◆ WRITTEN INSTRUCTION
Write out again, unchanged, every line from the start of the entries through the line that contains "text-line: по истечении", including both ends.

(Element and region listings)
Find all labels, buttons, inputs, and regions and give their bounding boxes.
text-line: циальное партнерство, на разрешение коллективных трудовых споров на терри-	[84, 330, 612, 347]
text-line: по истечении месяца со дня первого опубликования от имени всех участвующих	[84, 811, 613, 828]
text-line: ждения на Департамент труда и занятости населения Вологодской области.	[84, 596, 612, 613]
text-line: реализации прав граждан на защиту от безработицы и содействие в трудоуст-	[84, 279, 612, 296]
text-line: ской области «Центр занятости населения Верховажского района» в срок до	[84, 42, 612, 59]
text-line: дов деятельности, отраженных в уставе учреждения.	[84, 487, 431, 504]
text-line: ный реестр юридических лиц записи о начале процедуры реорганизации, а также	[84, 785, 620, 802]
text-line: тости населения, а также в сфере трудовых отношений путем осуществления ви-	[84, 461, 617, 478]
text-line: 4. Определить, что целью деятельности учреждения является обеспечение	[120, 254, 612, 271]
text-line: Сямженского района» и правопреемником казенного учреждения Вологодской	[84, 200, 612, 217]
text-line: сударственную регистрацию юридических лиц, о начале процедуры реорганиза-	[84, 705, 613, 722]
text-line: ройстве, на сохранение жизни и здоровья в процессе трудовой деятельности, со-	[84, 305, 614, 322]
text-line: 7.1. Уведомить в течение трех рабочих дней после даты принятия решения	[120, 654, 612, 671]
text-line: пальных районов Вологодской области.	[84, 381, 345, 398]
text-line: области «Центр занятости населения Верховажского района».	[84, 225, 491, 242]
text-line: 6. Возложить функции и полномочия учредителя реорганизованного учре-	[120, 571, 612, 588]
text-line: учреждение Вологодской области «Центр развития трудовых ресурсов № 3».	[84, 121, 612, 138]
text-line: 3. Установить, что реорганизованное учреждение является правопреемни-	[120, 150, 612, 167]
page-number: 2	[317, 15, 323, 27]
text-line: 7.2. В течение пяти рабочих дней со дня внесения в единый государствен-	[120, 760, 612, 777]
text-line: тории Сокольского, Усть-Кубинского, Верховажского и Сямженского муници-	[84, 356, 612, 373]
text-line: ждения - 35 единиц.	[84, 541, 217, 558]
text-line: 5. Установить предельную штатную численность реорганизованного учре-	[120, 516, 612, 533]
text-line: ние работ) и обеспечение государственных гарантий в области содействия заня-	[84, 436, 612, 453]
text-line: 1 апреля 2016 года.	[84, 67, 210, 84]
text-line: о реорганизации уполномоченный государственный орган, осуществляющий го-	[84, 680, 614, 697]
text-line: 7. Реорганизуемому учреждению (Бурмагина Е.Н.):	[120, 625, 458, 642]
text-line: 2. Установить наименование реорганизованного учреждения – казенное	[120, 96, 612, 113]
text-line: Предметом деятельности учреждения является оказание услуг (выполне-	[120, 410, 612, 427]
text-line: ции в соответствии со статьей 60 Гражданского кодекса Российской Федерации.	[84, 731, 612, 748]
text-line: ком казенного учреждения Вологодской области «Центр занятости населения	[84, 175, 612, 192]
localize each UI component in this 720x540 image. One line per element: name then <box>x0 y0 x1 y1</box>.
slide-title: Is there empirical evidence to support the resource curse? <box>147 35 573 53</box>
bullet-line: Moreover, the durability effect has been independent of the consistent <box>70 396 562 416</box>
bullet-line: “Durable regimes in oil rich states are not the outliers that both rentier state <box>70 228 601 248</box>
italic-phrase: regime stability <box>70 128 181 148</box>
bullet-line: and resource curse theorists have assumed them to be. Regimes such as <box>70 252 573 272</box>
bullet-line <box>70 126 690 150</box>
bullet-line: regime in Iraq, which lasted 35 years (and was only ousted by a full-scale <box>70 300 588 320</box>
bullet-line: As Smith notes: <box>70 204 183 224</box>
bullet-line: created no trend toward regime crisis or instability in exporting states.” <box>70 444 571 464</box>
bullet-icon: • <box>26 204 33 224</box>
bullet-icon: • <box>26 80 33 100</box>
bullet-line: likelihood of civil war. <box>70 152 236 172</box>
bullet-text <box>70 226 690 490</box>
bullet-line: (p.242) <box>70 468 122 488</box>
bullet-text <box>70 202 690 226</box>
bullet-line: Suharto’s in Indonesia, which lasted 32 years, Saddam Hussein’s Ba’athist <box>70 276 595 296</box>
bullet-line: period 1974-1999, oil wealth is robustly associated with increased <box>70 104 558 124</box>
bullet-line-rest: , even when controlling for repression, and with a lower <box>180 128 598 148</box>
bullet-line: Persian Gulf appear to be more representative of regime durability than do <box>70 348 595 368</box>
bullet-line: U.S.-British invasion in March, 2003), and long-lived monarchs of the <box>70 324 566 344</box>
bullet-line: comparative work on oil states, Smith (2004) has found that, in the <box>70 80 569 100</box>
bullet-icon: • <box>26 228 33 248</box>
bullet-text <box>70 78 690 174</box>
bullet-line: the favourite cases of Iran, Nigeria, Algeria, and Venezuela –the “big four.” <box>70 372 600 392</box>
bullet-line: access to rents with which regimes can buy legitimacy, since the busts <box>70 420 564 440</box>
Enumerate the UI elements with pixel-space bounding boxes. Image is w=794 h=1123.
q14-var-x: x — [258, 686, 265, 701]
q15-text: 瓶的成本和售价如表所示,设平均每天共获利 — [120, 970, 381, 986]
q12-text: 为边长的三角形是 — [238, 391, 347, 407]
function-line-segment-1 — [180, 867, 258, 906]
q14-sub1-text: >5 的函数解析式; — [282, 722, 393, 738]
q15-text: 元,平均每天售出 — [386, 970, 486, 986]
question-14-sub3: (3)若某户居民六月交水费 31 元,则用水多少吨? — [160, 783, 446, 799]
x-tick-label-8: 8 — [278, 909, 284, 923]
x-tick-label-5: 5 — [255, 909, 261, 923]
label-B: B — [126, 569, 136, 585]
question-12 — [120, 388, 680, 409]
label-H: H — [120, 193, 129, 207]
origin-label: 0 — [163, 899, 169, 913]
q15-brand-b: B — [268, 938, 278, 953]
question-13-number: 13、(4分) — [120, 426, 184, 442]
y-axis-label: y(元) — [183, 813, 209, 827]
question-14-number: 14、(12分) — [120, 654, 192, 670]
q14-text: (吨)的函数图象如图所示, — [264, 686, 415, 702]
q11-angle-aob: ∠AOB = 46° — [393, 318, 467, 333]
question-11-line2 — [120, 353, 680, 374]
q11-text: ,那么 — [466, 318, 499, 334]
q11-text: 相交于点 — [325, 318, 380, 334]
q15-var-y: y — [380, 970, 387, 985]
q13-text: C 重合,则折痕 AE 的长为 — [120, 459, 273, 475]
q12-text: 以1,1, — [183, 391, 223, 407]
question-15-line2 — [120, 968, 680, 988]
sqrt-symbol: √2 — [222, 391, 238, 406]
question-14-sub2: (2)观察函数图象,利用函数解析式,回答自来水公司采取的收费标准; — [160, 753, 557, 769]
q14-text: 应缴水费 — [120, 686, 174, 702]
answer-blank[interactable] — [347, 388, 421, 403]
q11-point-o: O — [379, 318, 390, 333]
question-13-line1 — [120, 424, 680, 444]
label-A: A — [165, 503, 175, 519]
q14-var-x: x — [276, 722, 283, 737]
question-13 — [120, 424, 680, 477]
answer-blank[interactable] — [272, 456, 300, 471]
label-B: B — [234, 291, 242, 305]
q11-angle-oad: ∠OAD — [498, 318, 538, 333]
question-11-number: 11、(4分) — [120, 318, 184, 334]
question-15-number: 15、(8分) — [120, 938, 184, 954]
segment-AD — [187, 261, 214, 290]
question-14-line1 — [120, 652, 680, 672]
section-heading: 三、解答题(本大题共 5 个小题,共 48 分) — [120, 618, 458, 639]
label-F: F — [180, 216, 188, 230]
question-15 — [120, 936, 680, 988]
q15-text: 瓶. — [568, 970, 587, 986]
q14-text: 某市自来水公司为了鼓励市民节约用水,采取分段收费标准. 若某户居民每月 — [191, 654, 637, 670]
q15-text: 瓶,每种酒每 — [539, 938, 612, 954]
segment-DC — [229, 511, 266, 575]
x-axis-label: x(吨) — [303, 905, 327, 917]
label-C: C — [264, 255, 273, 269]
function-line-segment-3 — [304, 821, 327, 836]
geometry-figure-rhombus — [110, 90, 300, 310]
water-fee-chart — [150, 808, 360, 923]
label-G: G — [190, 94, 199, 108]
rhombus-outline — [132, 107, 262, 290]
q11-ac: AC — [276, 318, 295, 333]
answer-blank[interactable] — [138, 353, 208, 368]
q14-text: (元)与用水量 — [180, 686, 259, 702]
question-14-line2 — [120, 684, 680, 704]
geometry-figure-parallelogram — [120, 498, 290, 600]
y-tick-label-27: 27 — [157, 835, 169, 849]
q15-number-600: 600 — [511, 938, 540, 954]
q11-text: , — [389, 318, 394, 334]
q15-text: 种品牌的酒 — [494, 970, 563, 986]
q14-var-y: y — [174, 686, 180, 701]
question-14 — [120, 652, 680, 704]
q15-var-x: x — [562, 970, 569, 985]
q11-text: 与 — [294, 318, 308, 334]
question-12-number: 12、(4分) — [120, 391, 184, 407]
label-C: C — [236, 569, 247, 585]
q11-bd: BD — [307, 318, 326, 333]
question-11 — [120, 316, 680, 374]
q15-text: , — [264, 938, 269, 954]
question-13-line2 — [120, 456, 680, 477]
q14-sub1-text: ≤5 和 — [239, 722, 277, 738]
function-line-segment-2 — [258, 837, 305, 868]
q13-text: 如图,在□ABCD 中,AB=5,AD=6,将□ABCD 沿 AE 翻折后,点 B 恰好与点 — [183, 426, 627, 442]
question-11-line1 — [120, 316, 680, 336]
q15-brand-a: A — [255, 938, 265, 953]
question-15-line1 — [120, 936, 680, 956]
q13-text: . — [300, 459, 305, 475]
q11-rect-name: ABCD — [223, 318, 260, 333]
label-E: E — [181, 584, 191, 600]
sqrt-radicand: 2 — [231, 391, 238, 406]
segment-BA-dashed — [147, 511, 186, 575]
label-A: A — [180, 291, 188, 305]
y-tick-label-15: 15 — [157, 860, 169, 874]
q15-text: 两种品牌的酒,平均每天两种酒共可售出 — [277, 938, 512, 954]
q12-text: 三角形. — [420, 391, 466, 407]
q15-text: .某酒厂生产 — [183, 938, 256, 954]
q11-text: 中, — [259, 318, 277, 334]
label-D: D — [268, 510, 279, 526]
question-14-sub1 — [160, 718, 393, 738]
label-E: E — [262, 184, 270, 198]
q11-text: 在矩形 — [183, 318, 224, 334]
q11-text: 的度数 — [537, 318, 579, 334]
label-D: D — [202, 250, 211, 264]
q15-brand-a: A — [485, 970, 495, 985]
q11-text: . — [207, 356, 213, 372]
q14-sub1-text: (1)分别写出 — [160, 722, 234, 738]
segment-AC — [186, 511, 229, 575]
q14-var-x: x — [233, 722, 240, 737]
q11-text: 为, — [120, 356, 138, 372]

◆ TASK OUTPUT
Find all labels, buttons, inputs, and regions and give their bounding boxes.
text-line: циальное партнерство, на разрешение коллективных трудовых споров на терри-	[84, 330, 612, 347]
text-line: по истечении месяца со дня первого опубликования от имени всех участвующих	[84, 811, 613, 828]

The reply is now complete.